WHAT TO WORK ON: Starting with the line that contains "Extract the structured data from this chart", return every line through the end of the listing below exactly as written. Omit the pictures.

RECORDS SHOWN:
--- BEGIN ---
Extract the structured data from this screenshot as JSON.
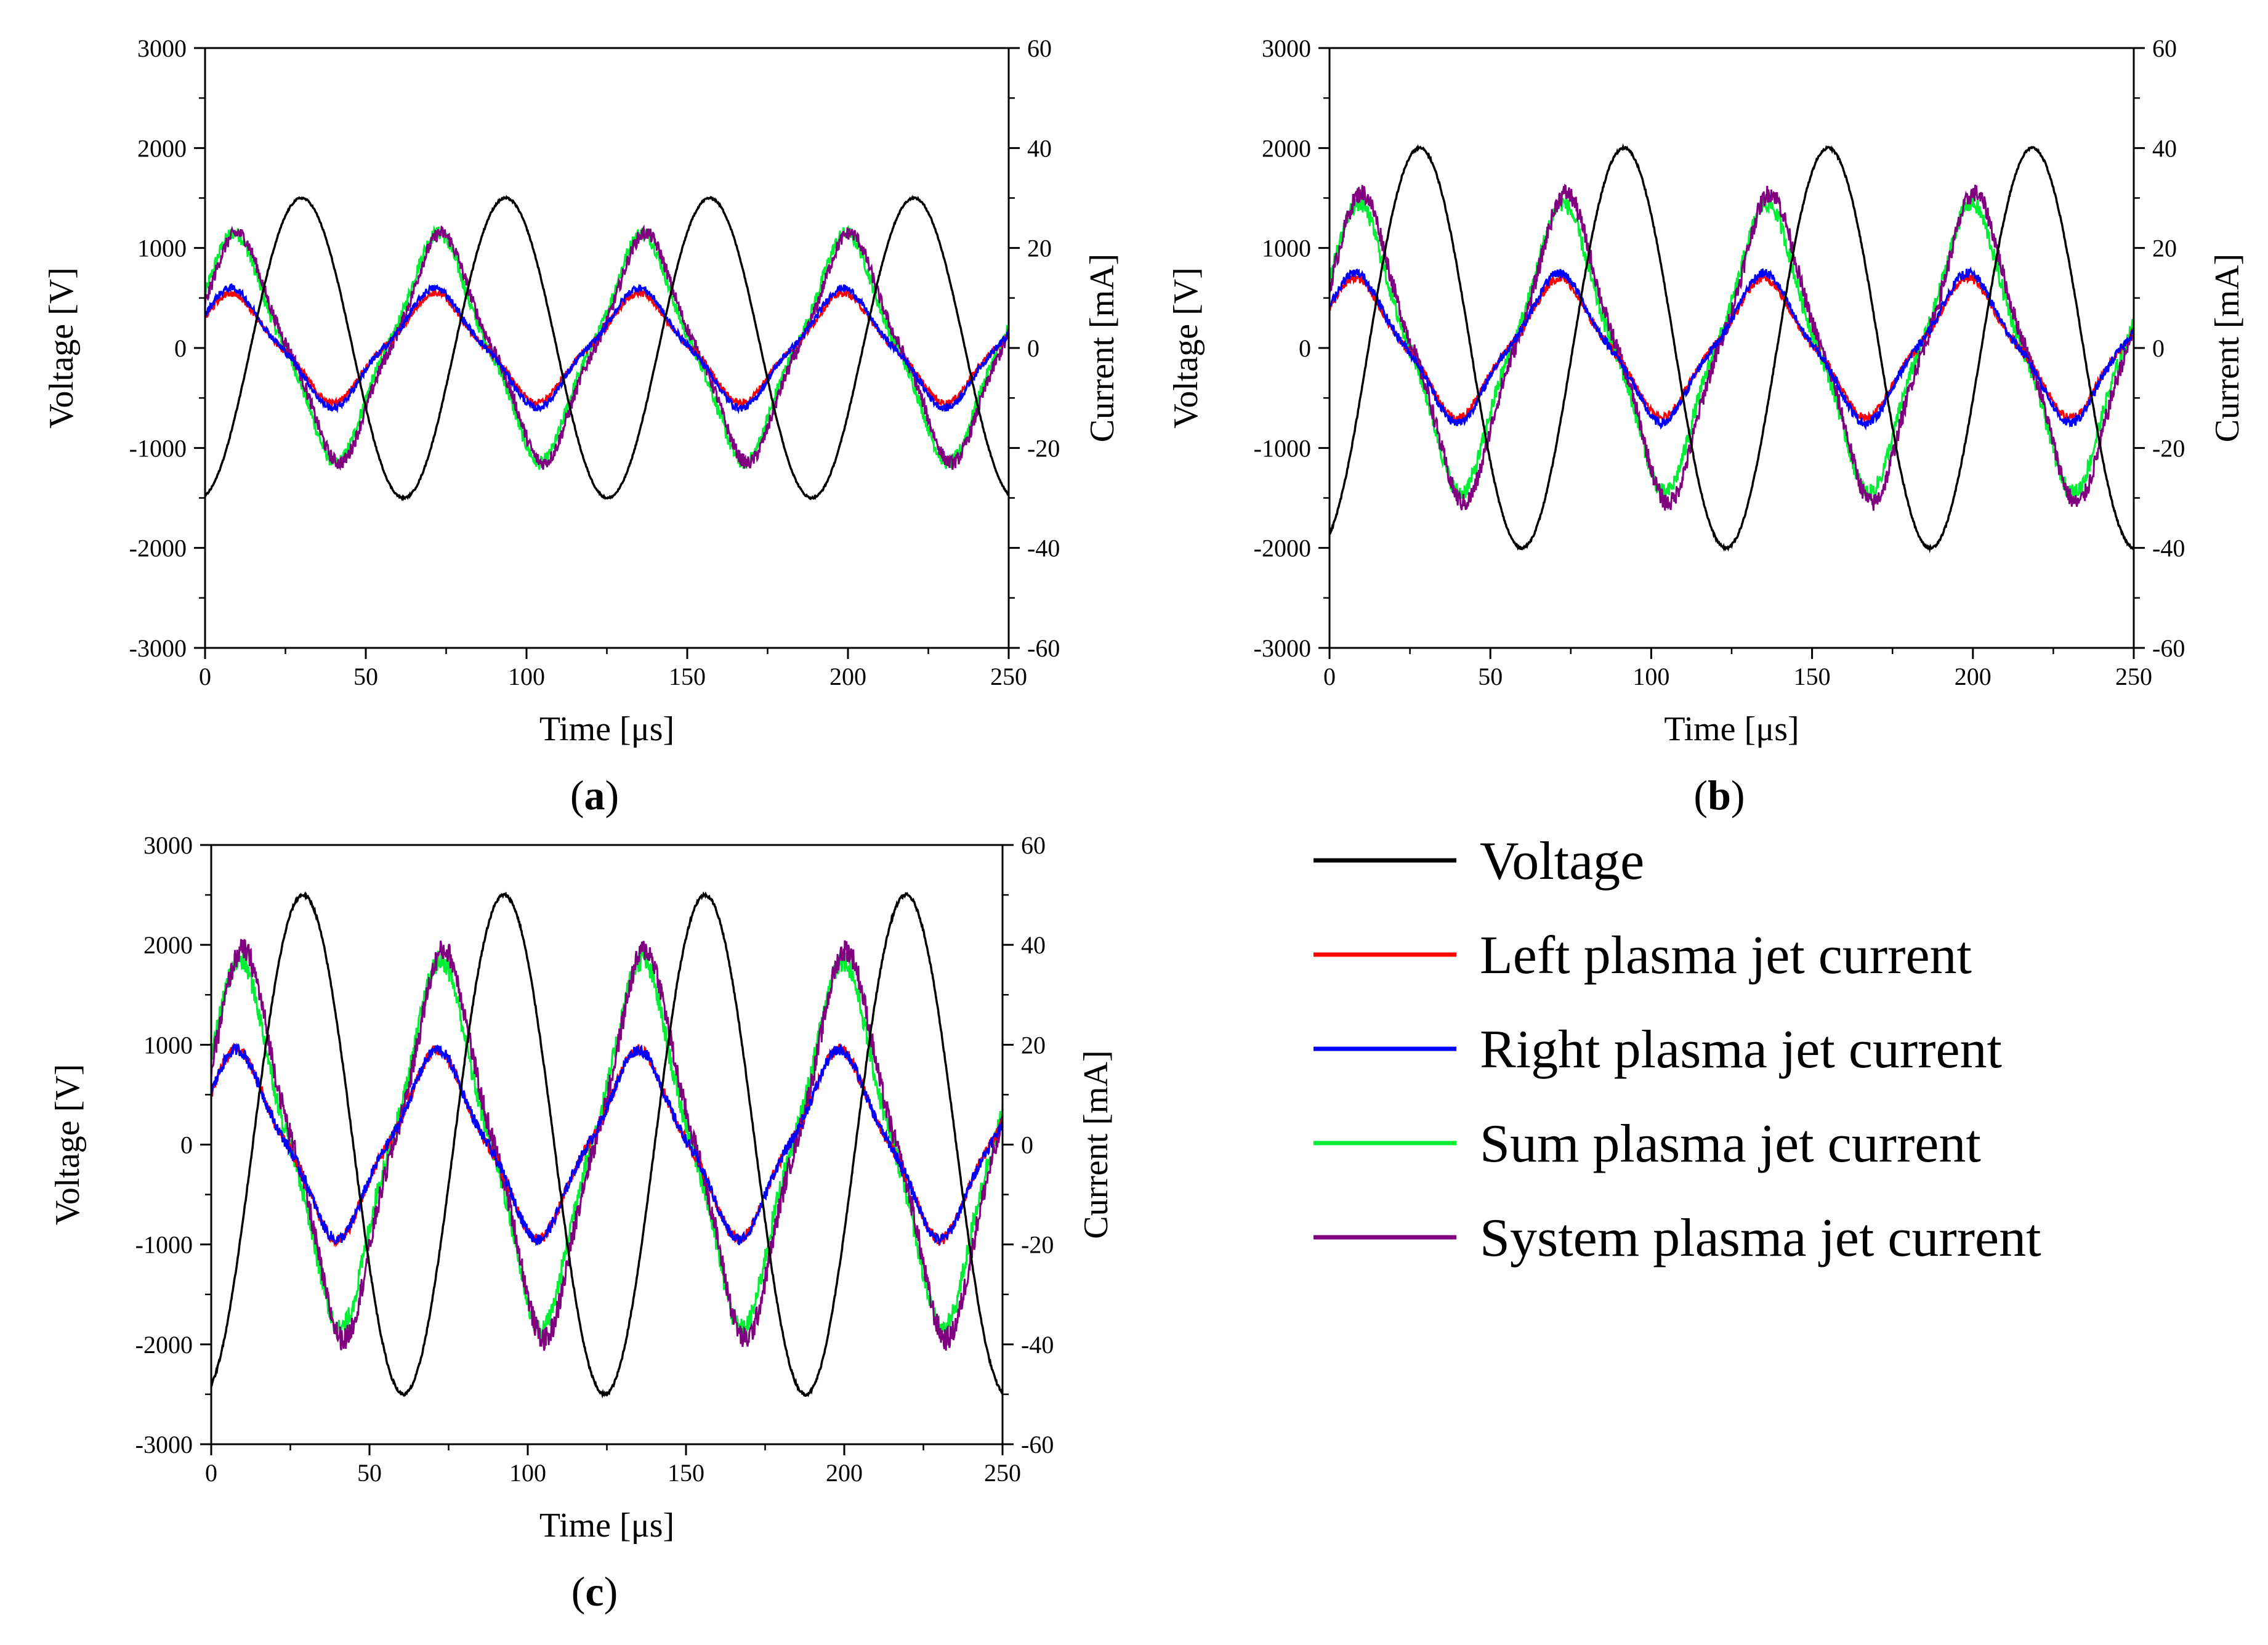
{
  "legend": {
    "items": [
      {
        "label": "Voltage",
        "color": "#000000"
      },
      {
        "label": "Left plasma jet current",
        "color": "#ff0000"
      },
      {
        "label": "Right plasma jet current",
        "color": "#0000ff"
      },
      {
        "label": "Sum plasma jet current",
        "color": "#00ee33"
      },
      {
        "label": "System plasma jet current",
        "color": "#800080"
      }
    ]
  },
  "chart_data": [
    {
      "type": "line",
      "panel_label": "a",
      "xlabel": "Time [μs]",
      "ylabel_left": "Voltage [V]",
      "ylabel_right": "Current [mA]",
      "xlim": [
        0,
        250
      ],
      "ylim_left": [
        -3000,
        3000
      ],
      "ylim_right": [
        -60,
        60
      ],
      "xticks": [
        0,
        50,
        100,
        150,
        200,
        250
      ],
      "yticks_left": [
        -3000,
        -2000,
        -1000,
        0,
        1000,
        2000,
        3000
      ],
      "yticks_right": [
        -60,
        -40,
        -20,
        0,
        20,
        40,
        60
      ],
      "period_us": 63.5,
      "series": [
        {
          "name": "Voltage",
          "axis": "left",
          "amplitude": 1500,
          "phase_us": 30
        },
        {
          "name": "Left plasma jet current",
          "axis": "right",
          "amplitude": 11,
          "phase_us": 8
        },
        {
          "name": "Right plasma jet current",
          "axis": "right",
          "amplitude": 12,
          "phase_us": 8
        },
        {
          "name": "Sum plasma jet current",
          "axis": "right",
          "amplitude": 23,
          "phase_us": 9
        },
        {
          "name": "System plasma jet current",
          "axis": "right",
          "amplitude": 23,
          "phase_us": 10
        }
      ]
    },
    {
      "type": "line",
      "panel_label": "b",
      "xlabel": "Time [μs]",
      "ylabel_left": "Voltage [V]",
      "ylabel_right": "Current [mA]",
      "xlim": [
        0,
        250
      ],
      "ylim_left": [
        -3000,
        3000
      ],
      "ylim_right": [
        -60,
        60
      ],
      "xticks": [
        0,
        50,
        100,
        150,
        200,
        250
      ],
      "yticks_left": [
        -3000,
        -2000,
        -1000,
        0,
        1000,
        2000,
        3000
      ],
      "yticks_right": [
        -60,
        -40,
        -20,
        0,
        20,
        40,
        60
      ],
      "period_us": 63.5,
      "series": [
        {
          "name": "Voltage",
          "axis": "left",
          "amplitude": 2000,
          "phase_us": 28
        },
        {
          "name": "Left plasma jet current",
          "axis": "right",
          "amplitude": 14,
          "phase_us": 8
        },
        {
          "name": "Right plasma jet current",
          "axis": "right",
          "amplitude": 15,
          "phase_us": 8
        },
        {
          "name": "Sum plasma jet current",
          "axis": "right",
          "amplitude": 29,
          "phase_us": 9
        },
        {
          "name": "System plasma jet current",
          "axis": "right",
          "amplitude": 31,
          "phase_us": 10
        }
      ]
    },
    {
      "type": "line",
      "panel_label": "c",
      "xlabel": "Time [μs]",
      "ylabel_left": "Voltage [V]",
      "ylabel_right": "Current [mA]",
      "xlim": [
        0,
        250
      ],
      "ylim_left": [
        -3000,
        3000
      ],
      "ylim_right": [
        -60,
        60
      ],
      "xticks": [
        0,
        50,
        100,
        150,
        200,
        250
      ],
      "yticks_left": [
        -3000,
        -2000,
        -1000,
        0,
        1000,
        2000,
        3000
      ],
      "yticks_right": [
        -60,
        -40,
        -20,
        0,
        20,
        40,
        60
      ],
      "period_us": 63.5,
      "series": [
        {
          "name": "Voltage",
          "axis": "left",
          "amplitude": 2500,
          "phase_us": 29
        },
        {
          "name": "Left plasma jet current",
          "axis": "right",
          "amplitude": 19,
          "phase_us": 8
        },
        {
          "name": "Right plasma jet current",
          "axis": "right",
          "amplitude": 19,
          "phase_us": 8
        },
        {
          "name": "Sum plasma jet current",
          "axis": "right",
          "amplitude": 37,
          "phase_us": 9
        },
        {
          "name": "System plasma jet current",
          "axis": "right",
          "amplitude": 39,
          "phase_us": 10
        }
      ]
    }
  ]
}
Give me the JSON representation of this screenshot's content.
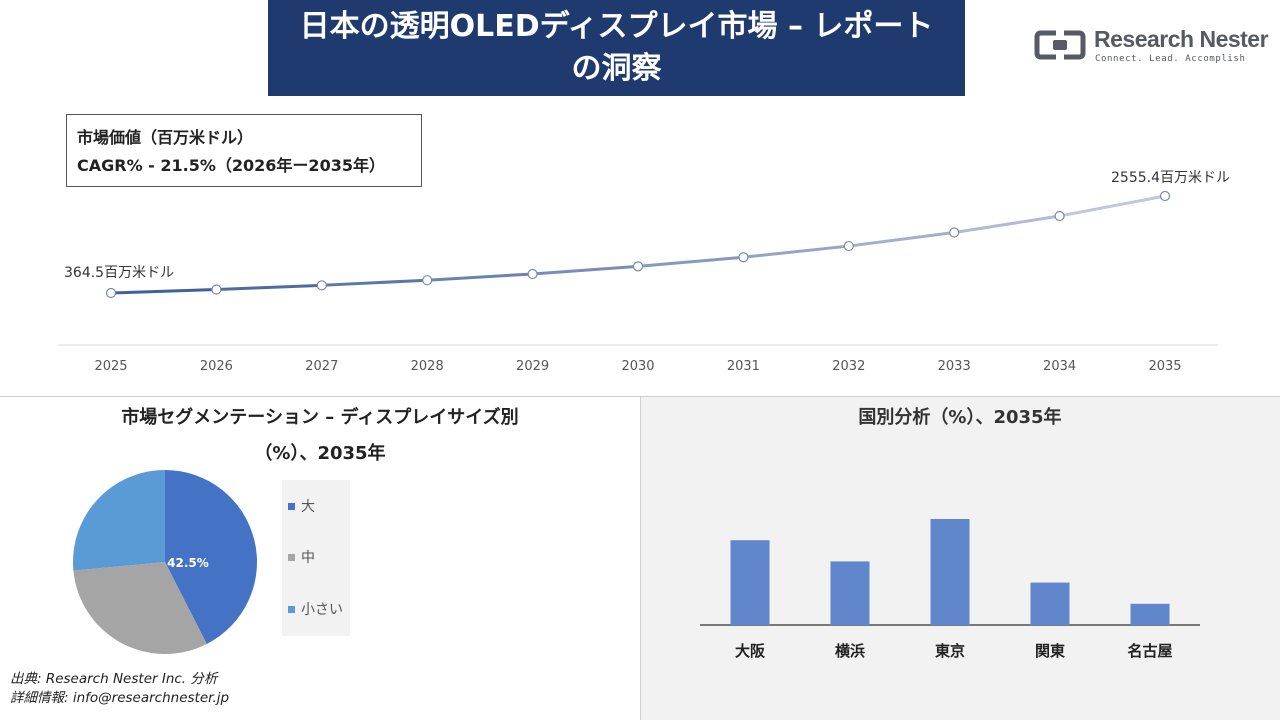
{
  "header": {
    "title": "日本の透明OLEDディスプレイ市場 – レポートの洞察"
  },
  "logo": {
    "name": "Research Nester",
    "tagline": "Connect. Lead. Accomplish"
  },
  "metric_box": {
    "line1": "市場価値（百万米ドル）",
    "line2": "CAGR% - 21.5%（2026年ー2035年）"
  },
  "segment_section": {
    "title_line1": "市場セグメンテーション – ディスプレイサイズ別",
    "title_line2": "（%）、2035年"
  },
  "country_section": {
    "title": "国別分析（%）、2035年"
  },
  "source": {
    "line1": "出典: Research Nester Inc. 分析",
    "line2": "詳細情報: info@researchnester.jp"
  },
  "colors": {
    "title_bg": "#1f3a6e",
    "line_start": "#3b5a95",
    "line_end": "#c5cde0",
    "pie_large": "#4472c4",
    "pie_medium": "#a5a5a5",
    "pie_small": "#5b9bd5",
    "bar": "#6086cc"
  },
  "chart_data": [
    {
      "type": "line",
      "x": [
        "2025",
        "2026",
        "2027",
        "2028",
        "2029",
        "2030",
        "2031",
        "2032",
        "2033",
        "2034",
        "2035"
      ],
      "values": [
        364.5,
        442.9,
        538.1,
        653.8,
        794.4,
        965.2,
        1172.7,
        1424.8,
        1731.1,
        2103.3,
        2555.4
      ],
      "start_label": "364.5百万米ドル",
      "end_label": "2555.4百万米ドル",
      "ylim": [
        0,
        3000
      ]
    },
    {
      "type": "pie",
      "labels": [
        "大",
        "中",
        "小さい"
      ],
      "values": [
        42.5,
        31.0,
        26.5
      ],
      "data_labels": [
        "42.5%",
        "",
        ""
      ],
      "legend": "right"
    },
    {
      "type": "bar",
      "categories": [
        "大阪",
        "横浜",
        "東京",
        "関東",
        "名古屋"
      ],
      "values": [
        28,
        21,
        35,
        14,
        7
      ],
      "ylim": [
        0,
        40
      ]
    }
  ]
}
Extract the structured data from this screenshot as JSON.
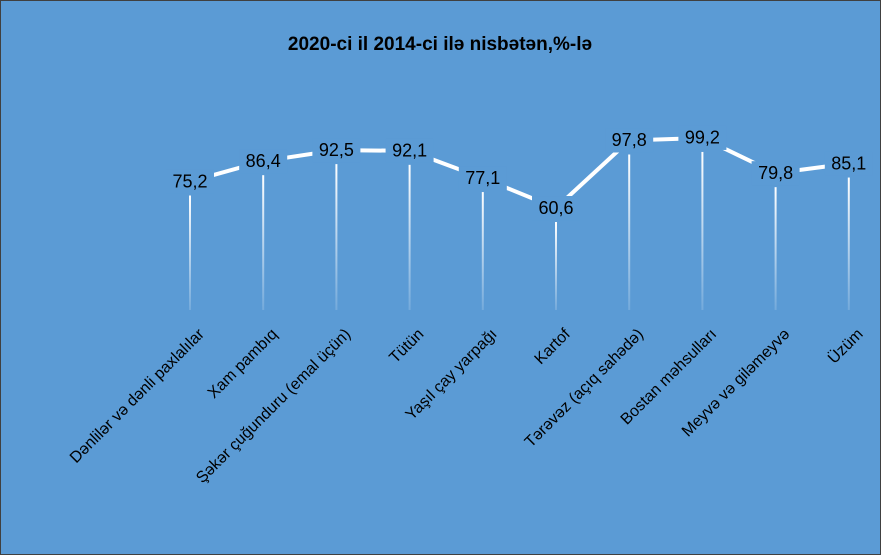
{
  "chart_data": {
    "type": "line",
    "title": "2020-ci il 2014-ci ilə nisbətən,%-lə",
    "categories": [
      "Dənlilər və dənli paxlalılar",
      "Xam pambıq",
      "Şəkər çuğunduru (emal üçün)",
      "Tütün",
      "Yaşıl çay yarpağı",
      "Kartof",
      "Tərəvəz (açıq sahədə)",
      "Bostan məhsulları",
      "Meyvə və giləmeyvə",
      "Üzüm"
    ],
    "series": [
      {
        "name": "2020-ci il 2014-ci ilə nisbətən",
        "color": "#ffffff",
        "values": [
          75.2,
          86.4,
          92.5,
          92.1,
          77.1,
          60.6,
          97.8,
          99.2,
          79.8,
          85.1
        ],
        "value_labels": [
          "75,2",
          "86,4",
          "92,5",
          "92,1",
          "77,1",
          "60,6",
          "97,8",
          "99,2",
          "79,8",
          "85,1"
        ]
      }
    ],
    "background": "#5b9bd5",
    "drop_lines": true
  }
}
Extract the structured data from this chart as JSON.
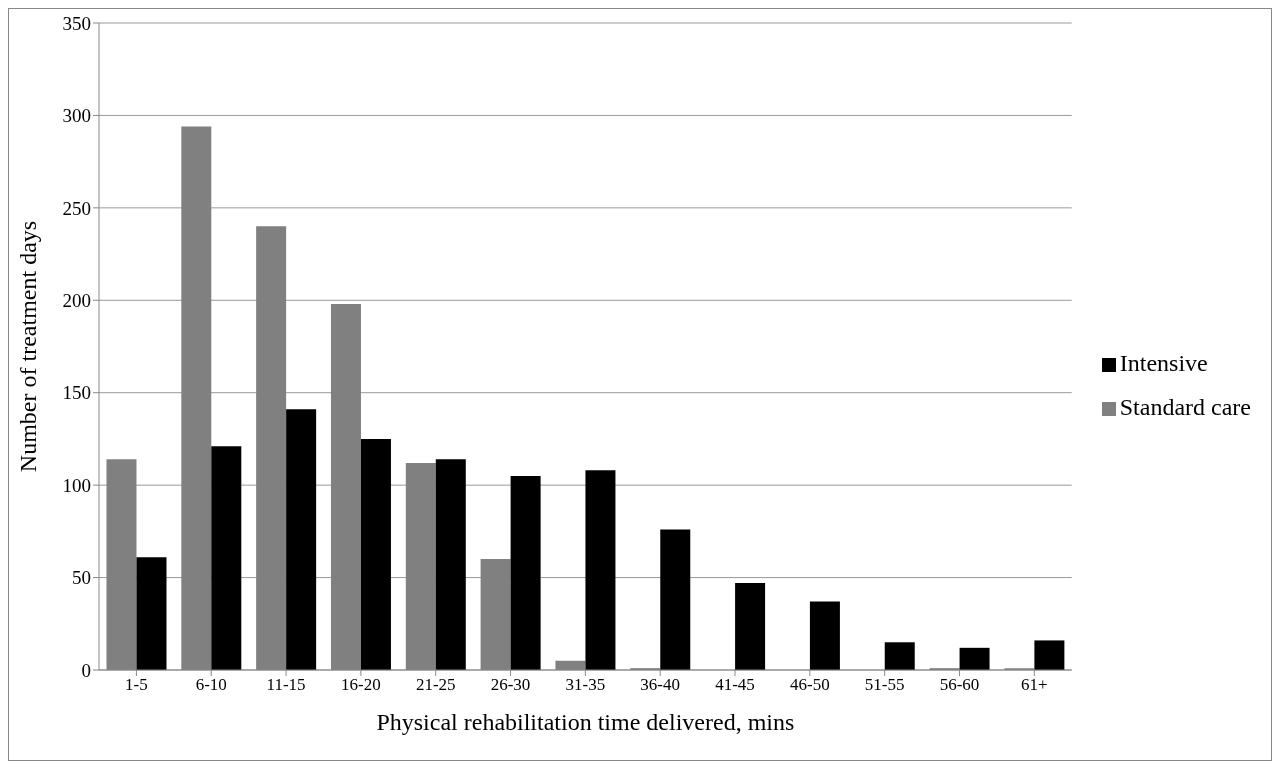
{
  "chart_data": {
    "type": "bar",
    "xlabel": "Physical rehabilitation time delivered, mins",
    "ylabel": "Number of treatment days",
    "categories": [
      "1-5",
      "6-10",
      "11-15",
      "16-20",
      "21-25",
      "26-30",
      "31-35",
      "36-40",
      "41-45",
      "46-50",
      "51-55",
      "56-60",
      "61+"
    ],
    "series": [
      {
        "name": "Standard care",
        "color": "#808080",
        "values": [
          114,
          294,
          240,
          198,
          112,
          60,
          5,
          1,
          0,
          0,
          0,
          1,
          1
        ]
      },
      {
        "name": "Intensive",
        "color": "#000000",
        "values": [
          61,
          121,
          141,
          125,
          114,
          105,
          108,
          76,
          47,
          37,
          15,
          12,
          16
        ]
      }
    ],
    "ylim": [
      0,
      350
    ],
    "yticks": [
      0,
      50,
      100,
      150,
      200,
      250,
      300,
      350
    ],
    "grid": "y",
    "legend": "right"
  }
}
--- END ---
ANSWER TO THE EXERCISE:
Extract the structured data from this chart as JSON.
{
  "chart_data": {
    "type": "bar",
    "xlabel": "Physical rehabilitation time delivered, mins",
    "ylabel": "Number of treatment days",
    "categories": [
      "1-5",
      "6-10",
      "11-15",
      "16-20",
      "21-25",
      "26-30",
      "31-35",
      "36-40",
      "41-45",
      "46-50",
      "51-55",
      "56-60",
      "61+"
    ],
    "series": [
      {
        "name": "Standard care",
        "color": "#808080",
        "values": [
          114,
          294,
          240,
          198,
          112,
          60,
          5,
          1,
          0,
          0,
          0,
          1,
          1
        ]
      },
      {
        "name": "Intensive",
        "color": "#000000",
        "values": [
          61,
          121,
          141,
          125,
          114,
          105,
          108,
          76,
          47,
          37,
          15,
          12,
          16
        ]
      }
    ],
    "ylim": [
      0,
      350
    ],
    "yticks": [
      0,
      50,
      100,
      150,
      200,
      250,
      300,
      350
    ],
    "grid": "y",
    "legend": "right"
  }
}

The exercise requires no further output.